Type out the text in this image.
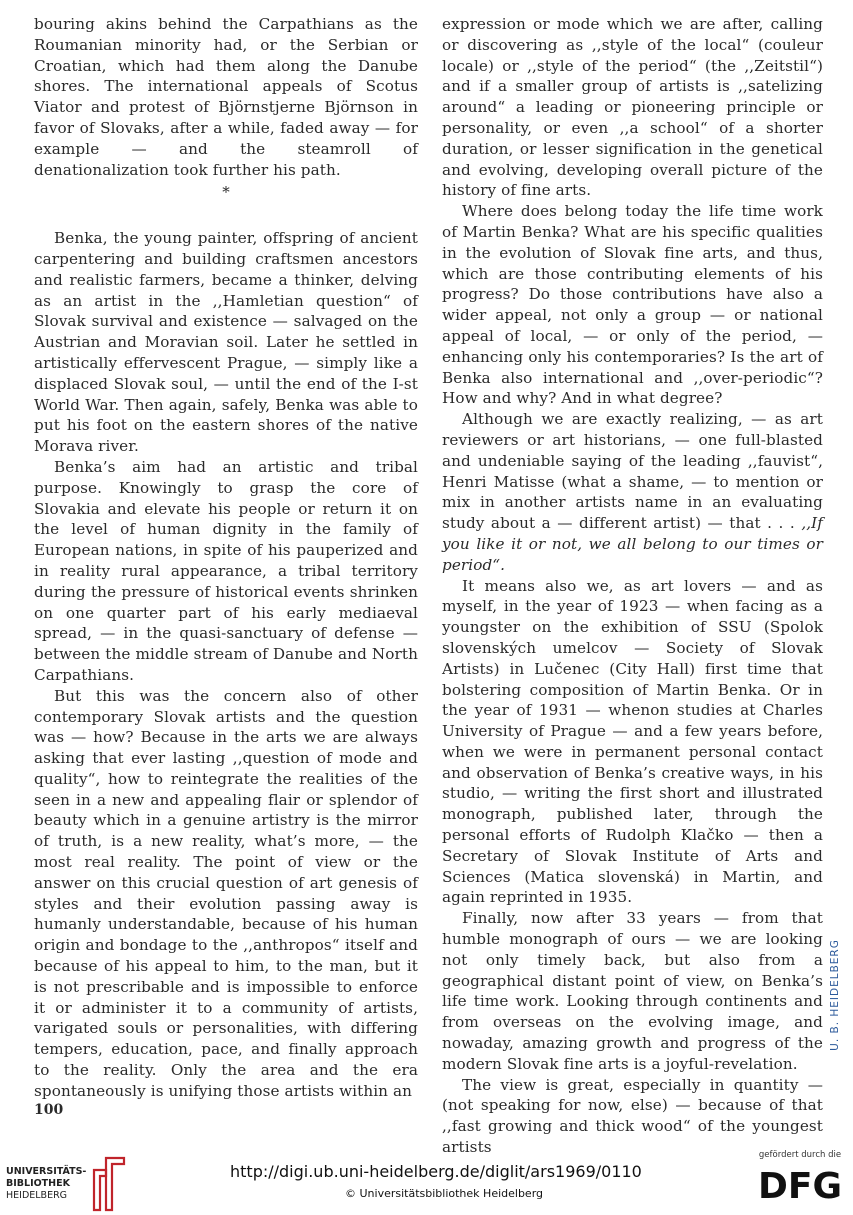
bouring akins behind the Carpathians as the Roumanian minority had, or the Serbian or Croatian, which had them along the Danube shores. The international appeals of Scotus Viator and protest of Björnstjerne Björnson in favor of Slovaks, after a while, faded away — for example — and the steamroll of denationalization took further his path.

*

Benka, the young painter, offspring of ancient carpentering and building craftsmen ancestors and realistic farmers, became a thinker, delving as an artist in the ,,Hamletian question“ of Slovak survival and existence — salvaged on the Austrian and Moravian soil. Later he settled in artistically effervescent Prague, — simply like a displaced Slovak soul, — until the end of the I-st World War. Then again, safely, Benka was able to put his foot on the eastern shores of the native Morava river.

Benka’s aim had an artistic and tribal purpose. Knowingly to grasp the core of Slovakia and elevate his people or return it on the level of human dignity in the family of European nations, in spite of his pauperized and in reality rural appearance, a tribal territory during the pressure of historical events shrinken on one quarter part of his early mediaeval spread, — in the quasi-sanctuary of defense — between the middle stream of Danube and North Carpathians.

But this was the concern also of other contemporary Slovak artists and the question was — how? Because in the arts we are always asking that ever lasting ,,question of mode and quality“, how to reintegrate the realities of the seen in a new and appealing flair or splendor of beauty which in a genuine artistry is the mirror of truth, is a new reality, what’s more, — the most real reality. The point of view or the answer on this crucial question of art genesis of styles and their evolution passing away is humanly understandable, because of his human origin and bondage to the ,,anthropos“ itself and because of his appeal to him, to the man, but it is not prescribable and is impossible to enforce it or administer it to a community of artists, varigated souls or personalities, with differing tempers, education, pace, and finally approach to the reality. Only the area and the era spontaneously is unifying those artists within an

expression or mode which we are after, calling or discovering as ,,style of the local“ (couleur locale) or ,,style of the period“ (the ,,Zeitstil“) and if a smaller group of artists is ,,satelizing around“ a leading or pioneering principle or personality, or even ,,a school“ of a shorter duration, or lesser signification in the genetical and evolving, developing overall picture of the history of fine arts.

Where does belong today the life time work of Martin Benka? What are his specific qualities in the evolution of Slovak fine arts, and thus, which are those contributing elements of his progress? Do those contributions have also a wider appeal, not only a group — or national appeal of local, — or only of the period, — enhancing only his contemporaries? Is the art of Benka also international and ,,over-periodic“? How and why? And in what degree?

Although we are exactly realizing, — as art reviewers or art historians, — one full-blasted and undeniable saying of the leading ,,fauvist“, Henri Matisse (what a shame, — to mention or mix in another artists name in an evaluating study about a — different artist) — that . . . ,,If you like it or not, we all belong to our times or period“.

It means also we, as art lovers — and as myself, in the year of 1923 — when facing as a youngster on the exhibition of SSU (Spolok slovenských umelcov — Society of Slovak Artists) in Lučenec (City Hall) first time that bolstering composition of Martin Benka. Or in the year of 1931 — whenon studies at Charles University of Prague — and a few years before, when we were in permanent personal contact and observation of Benka’s creative ways, in his studio, — writing the first short and illustrated monograph, published later, through the personal efforts of Rudolph Klačko — then a Secretary of Slovak Institute of Arts and Sciences (Matica slovenská) in Martin, and again reprinted in 1935.

Finally, now after 33 years — from that humble monograph of ours — we are looking not only timely back, but also from a geographical distant point of view, on Benka’s life time work. Looking through continents and from overseas on the evolving image, and nowaday, amazing growth and progress of the modern Slovak fine arts is a joyful-revelation.

The view is great, especially in quantity — (not speaking for now, else) — because of that ,,fast growing and thick wood“ of the youngest artists

100
U. B. HEIDELBERG
UNIVERSITÄTS-
BIBLIOTHEK
HEIDELBERG
http://digi.ub.uni-heidelberg.de/diglit/ars1969/0110
© Universitätsbibliothek Heidelberg
gefördert durch die
DFG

•••••

- **PROMPT**: In the material above, find every line that has the string "shores" and pull those lines out.

- **RESULT OF THE TASK**:
bouring akins behind the Carpathians as the Roumanian minority had, or the Serbian or Croatian, which had them along the Danube shores. The international appeals of Scotus Viator and protest of Björnstjerne Björnson in favor of Slovaks, after a while, faded away — for example — and the steamroll of denationalization took further his path.
Benka, the young painter, offspring of ancient carpentering and building craftsmen ancestors and realistic farmers, became a thinker, delving as an artist in the ,,Hamletian question“ of Slovak survival and existence — salvaged on the Austrian and Moravian soil. Later he settled in artistically effervescent Prague, — simply like a displaced Slovak soul, — until the end of the I-st World War. Then again, safely, Benka was able to put his foot on the eastern shores of the native Morava river.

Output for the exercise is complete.